(Given request)
Copy out each line in the material below that has the word "representative".

============

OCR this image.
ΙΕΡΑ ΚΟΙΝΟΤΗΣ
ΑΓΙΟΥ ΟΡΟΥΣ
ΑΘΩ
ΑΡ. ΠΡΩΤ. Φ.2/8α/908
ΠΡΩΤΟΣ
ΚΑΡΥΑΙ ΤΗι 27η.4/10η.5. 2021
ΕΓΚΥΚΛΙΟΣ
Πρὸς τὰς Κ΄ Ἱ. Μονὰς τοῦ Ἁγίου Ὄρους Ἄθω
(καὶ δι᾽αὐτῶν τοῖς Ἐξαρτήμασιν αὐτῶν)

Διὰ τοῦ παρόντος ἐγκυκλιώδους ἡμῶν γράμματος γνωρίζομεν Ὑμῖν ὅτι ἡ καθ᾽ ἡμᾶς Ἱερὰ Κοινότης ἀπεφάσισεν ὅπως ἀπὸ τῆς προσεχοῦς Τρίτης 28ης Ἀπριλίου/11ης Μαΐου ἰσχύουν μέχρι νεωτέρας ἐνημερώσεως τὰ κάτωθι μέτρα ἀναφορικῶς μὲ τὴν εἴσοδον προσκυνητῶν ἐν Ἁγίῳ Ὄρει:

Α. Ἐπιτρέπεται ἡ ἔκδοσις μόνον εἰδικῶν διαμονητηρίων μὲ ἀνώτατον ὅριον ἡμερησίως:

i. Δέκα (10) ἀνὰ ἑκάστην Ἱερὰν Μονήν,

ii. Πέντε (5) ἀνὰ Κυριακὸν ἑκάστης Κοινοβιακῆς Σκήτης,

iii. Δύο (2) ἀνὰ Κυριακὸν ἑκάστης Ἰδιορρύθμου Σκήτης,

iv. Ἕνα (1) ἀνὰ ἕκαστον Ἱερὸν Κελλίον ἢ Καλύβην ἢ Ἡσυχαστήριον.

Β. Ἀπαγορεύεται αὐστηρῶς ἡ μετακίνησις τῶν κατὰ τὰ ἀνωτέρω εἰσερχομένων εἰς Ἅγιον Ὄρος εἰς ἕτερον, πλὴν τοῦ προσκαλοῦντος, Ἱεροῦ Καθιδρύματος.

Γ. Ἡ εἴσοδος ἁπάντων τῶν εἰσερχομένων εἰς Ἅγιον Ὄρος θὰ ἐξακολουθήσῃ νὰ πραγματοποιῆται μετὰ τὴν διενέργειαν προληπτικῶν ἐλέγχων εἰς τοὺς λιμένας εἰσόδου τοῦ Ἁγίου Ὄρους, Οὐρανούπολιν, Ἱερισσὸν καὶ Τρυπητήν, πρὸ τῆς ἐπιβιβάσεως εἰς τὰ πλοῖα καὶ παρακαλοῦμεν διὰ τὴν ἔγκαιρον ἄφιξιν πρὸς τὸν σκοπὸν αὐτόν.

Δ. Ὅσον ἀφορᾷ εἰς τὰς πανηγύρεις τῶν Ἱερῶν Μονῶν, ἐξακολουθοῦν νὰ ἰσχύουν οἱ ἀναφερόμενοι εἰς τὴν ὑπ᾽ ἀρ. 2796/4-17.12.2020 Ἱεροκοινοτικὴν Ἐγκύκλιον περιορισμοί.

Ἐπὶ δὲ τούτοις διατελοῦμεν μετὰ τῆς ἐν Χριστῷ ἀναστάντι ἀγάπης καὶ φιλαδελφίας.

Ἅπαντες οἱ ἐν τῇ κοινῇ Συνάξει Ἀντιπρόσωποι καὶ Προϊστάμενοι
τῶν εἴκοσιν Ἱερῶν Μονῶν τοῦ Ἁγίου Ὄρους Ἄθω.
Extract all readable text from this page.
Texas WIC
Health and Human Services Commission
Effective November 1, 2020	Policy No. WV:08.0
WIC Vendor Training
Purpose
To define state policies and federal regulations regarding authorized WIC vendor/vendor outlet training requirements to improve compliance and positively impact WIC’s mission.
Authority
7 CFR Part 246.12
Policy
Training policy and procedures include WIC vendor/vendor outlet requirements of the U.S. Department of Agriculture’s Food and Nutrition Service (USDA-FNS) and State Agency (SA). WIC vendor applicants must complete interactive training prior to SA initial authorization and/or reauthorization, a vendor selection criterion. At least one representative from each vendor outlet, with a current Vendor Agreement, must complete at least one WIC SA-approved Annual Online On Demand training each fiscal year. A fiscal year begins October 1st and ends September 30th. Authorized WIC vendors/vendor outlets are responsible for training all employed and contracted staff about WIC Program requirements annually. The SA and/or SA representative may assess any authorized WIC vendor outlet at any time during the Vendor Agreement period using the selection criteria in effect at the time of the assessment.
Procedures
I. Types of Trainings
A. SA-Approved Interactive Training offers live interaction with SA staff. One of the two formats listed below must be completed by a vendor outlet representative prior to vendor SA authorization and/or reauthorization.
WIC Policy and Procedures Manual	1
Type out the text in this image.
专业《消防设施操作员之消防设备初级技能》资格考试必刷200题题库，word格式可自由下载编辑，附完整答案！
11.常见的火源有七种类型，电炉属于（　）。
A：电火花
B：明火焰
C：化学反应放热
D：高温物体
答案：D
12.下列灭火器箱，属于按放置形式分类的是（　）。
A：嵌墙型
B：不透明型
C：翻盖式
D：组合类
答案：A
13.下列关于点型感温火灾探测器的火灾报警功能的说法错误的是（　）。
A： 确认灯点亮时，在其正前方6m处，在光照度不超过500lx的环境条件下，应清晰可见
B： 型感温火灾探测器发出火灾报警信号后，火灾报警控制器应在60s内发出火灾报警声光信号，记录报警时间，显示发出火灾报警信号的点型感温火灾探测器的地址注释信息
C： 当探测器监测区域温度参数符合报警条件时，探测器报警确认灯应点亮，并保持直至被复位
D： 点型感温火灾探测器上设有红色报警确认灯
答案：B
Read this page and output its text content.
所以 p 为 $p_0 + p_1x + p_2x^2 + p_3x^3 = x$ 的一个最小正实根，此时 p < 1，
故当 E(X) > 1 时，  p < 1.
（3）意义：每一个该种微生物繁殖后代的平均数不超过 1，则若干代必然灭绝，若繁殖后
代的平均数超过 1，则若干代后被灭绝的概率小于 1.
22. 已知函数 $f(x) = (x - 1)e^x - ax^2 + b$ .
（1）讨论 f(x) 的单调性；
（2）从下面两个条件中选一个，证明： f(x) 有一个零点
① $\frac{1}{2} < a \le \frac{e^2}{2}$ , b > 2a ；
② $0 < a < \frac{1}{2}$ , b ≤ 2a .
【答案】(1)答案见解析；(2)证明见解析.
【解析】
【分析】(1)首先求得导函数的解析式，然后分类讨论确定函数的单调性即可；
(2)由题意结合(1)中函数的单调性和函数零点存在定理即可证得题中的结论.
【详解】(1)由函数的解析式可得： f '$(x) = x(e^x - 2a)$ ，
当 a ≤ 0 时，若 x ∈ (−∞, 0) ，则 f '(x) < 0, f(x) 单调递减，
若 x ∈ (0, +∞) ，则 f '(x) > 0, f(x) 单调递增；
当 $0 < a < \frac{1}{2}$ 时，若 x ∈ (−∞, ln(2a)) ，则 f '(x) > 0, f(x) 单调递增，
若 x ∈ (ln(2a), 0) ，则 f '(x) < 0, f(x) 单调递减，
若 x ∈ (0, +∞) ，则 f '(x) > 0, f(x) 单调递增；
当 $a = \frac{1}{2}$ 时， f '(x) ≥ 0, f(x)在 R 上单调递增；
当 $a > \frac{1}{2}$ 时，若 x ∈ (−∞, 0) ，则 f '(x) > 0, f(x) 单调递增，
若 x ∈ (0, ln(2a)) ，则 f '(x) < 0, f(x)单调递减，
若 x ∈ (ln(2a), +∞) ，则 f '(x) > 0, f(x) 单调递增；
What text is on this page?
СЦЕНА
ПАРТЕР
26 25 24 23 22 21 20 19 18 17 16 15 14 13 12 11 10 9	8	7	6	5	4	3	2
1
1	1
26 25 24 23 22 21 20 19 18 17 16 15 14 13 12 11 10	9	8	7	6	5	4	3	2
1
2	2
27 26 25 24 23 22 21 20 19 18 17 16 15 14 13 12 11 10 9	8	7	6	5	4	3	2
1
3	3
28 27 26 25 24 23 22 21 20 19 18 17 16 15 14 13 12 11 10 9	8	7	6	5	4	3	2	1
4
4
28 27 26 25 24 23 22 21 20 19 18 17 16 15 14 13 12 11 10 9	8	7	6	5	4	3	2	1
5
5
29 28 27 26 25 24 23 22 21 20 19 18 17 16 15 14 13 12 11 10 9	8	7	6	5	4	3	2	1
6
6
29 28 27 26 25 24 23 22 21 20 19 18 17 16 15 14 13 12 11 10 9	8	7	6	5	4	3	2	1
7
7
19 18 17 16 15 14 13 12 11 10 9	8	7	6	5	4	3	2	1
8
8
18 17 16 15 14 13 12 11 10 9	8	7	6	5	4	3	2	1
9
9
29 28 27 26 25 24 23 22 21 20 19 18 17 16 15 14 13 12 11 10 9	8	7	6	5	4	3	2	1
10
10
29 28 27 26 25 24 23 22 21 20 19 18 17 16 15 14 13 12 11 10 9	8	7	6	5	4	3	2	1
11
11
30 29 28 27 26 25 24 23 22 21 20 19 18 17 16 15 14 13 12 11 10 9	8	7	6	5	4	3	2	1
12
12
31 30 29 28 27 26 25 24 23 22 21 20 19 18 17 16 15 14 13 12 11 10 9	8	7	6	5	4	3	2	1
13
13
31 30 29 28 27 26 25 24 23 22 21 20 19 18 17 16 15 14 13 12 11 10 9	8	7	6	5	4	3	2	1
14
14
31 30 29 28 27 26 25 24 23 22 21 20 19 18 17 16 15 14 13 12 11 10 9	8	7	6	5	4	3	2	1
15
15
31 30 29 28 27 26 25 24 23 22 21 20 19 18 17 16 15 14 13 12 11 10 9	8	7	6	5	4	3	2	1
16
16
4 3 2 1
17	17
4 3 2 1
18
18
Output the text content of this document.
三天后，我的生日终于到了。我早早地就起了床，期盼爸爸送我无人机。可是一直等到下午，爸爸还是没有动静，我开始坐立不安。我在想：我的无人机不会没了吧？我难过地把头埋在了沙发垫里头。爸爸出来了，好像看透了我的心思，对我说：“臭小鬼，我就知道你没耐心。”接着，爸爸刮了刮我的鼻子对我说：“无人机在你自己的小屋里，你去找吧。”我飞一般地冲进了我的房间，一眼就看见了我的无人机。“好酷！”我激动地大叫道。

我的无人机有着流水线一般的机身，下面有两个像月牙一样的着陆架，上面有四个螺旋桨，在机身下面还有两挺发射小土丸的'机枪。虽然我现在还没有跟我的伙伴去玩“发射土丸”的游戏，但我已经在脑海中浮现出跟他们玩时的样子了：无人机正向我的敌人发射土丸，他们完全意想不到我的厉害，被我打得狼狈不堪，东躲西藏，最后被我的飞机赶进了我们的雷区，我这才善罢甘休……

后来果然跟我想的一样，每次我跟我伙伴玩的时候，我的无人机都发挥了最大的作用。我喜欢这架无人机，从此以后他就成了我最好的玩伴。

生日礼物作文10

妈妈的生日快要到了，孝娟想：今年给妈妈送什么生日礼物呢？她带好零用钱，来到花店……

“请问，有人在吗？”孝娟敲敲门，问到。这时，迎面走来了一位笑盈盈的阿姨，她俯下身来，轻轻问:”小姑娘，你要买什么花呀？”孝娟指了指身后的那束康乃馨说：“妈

============

(Completed exercise)
Training policy and procedures include WIC vendor/vendor outlet requirements of the U.S. Department of Agriculture’s Food and Nutrition Service (USDA-FNS) and State Agency (SA). WIC vendor applicants must complete interactive training prior to SA initial authorization and/or reauthorization, a vendor selection criterion. At least one representative from each vendor outlet, with a current Vendor Agreement, must complete at least one WIC SA-approved Annual Online On Demand training each fiscal year. A fiscal year begins October 1st and ends September 30th. Authorized WIC vendors/vendor outlets are responsible for training all employed and contracted staff about WIC Program requirements annually. The SA and/or SA representative may assess any authorized WIC vendor outlet at any time during the Vendor Agreement period using the selection criteria in effect at the time of the assessment.
A. SA-Approved Interactive Training offers live interaction with SA staff. One of the two formats listed below must be completed by a vendor outlet representative prior to vendor SA authorization and/or reauthorization.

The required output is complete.